**Set exercise 1**
Using the report on Pope Francis and references to the Pharisees, answer these:
(a) In what year did the Second Vatican Council urge respect for Judaism?
(b) What position does Rabbi David Rosen hold at the American Jewish Committee?
(c) In what settings did Francis admit the Pharisees should be referred to more appropriately?
**Set exercise 2**
Extend the report on Pope Francis and references to the Pharisees, picking up after its final sentence.

# Source extract start

The Pope is Allowing Jews to Tell Him What to Say

Diversity Macht Frei
May 18, 2019

Pope Francis is being urged by experts to take greater care when referring to “hypocritical” Pharisees, a stereotype that fueled centuries of bad blood between Catholics and Jews.

Catholic-Jewish relations blossomed after the Second Vatican Council — which in 1965 finally urged respect for Judaism — and Francis is a clear friend of the Jews, insisting the Church continue to apologize for anti-Semitism.

Francis asked the experts to carry on with their research in order to arrive at a “more accurate vision of this religious group,” which will contribute to “combating anti-Semitism” and “overcoming old prejudices.”

He also admitted the Pharisees should be referred to “in a more appropriate way in teaching and preaching.”

According to Rabbi David Rosen, director of interfaith affairs at the American Jewish Committee (AJC), merely mentioning the word Pharisaic “does not make somebody an anti-Semite,” but “it is definitely a component of anti-Semitism.”

People should “put it in context, or at least use ‘those Pharisees’ or ‘those Jews,’” he told AFP.

# Source extract end
# Dataset section start

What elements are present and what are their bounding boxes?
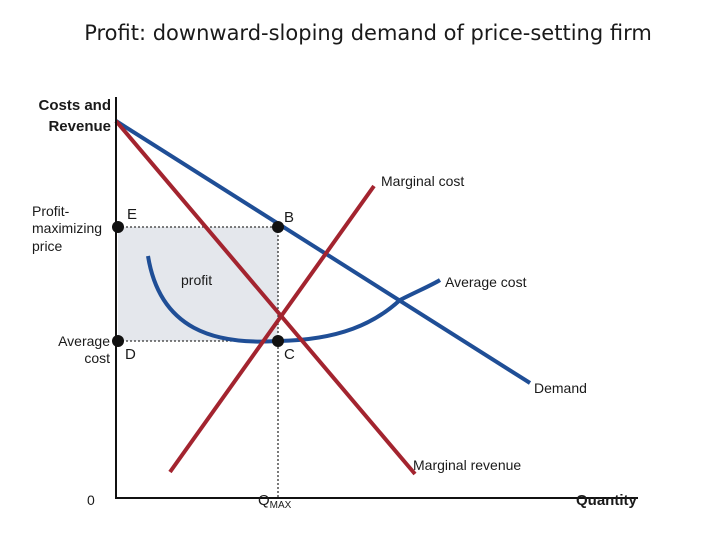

# Dataset section end

**Exercise answer 1**
(a) 1965
(b) Director of interfaith affairs
(c) In teaching and preaching

**Exercise answer 2**
“We’ve raised the issue” with the pope, he said, adding: “I don’t think he will use things in quite the same cavalier manner.”

Argentine Rabbi Abraham Skorka, an old friend of the pope, said Francis would now know “how to present the Pharisees.”

“We had already talked about it, but he replied, ‘I’m quoting the New Testament,’” he told AFP.

“The pope has so many things on his mind,” he said, but insisted: “It is both a small and a big detail at the same time.”

Amy-Jill Levine, a New Testament and Jewish Studies professor, said it was important to “translate scholarly findings into how Christian leaders preach and teach about the Pharisees.”

Skorka, who has known Francis for years and often corresponds with him by email, said the aim was “to polish the areas of friction in Jewish-Catholic relations.”

Source

Here you see the anti-Pope with this same Jew, Abraham Skorka, who apparently acquired some kind of psychological hold over him in Argentina.

Note how he emphasises, as if it was a virtue, that, in his dialogue with the Jews, neither side makes any effort to convert the other.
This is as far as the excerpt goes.